PROBLEM. Lift every line from the entries that includes the word "Assumptions".

MATERIAL FOR THIS EXERCISE.
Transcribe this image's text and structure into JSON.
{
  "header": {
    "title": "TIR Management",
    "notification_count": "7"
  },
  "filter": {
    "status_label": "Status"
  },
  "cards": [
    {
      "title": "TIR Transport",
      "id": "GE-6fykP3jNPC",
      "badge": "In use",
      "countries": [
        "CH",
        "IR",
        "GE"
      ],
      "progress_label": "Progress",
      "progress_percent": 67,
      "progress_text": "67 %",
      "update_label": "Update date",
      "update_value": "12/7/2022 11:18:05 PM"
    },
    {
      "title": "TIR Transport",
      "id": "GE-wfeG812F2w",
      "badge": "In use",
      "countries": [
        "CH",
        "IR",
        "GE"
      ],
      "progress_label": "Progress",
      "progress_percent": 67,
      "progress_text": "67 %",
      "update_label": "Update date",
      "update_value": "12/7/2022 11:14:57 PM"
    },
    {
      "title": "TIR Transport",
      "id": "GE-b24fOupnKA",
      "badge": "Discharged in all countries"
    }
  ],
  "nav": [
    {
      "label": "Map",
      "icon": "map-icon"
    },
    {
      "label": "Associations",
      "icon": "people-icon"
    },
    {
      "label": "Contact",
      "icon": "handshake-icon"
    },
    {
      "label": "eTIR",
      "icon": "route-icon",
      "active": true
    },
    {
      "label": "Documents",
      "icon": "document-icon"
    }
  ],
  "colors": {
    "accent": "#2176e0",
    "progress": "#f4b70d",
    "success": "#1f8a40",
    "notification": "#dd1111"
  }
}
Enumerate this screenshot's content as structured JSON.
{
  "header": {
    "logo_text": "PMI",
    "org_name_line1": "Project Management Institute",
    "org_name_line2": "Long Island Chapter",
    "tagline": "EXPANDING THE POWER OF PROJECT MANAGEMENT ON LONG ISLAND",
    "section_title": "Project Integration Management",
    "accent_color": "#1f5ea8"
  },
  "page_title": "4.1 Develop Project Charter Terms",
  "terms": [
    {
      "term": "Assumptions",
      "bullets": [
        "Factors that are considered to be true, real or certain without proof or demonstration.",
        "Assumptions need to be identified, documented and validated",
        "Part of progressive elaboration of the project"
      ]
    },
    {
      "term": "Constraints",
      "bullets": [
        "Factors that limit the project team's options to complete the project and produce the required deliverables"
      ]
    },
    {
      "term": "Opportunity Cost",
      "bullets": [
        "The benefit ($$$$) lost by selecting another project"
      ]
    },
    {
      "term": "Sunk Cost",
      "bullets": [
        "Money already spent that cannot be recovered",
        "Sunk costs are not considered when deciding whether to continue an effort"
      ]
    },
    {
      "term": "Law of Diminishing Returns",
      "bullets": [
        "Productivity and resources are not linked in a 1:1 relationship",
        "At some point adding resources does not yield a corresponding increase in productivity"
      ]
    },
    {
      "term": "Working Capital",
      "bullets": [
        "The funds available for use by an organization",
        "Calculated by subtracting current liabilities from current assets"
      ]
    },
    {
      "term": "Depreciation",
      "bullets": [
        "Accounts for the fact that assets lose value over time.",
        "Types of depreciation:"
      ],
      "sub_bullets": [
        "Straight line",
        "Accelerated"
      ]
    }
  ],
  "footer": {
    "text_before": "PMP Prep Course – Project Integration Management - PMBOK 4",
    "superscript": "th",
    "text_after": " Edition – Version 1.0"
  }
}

---

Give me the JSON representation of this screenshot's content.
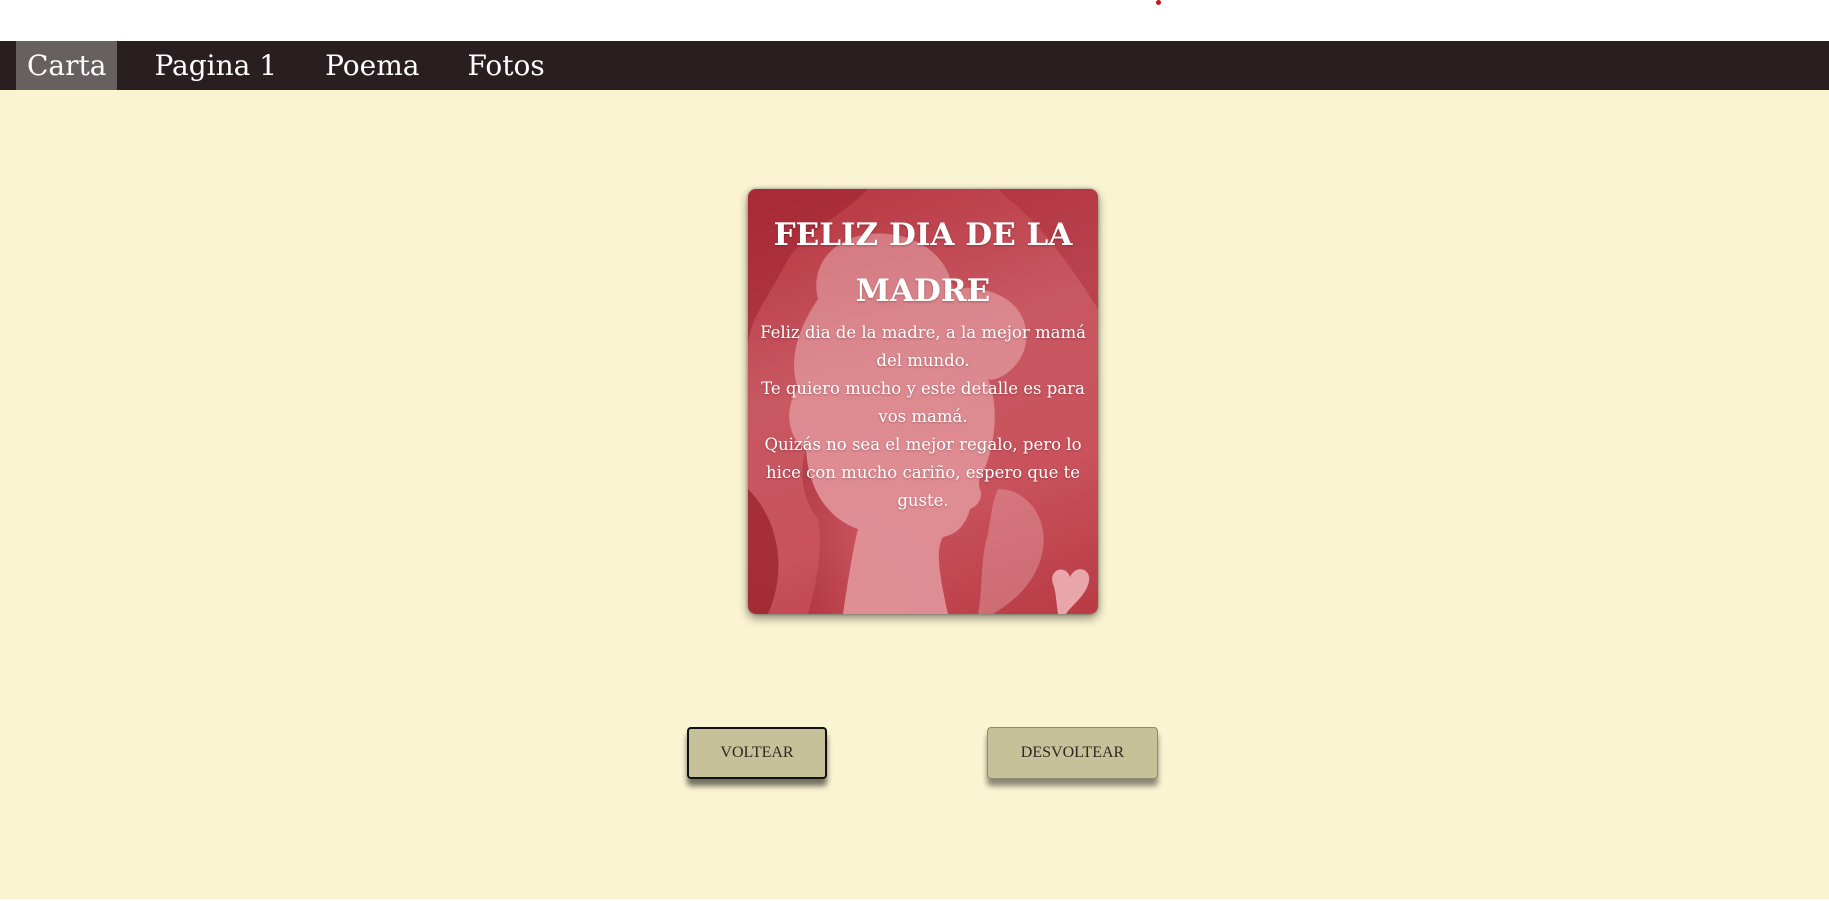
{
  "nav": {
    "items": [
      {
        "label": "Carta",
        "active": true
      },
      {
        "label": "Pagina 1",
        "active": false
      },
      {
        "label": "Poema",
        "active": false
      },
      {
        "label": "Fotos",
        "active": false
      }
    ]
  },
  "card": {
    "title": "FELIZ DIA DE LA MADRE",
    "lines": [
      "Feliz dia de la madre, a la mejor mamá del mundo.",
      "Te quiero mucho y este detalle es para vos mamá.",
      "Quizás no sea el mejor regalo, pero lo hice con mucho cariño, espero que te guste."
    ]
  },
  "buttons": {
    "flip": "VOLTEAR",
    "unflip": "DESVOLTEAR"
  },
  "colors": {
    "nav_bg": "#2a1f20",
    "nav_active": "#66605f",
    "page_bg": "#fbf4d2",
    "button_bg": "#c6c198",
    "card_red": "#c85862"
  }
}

ANSWER TO THIS EXERCISE.
      "term": "Assumptions",
        "Assumptions need to be identified, documented and validated",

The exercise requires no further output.